What is asked:
Lines holding the string "title" are the ones to copy; find them all in the data.
>>>
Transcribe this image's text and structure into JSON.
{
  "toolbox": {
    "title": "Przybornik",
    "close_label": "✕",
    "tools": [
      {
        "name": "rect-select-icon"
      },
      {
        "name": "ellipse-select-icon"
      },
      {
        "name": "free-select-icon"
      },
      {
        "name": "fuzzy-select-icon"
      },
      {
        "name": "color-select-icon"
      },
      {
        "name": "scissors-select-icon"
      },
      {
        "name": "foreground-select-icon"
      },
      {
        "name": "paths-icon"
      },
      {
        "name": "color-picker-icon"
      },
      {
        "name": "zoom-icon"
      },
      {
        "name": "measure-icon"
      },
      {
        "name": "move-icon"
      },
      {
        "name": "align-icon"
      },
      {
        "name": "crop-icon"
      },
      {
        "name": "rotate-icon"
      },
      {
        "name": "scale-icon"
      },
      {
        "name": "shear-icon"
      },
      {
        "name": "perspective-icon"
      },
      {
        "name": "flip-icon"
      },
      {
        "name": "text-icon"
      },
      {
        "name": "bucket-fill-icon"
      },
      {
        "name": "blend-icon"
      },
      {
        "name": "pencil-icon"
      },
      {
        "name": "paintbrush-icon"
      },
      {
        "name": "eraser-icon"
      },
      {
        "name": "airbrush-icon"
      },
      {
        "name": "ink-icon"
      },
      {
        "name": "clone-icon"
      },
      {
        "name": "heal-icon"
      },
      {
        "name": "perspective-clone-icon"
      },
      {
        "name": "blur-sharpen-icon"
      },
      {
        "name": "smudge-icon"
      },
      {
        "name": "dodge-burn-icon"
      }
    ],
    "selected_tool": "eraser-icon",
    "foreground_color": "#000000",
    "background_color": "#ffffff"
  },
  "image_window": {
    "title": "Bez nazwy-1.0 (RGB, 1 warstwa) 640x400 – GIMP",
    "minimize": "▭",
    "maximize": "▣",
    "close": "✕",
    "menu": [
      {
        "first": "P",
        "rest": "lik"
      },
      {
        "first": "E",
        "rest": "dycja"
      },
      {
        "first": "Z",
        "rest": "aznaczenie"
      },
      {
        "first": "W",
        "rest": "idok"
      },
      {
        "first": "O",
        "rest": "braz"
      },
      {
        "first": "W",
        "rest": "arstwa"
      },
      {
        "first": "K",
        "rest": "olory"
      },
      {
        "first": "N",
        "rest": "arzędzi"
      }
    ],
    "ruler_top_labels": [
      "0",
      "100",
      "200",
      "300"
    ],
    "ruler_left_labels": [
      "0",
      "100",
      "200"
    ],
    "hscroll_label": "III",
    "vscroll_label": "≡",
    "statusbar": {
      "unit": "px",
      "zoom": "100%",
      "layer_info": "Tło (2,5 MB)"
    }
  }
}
<<<
Solution to this task:
    "title": "Przybornik",
    "title": "Bez nazwy-1.0 (RGB, 1 warstwa) 640x400 – GIMP",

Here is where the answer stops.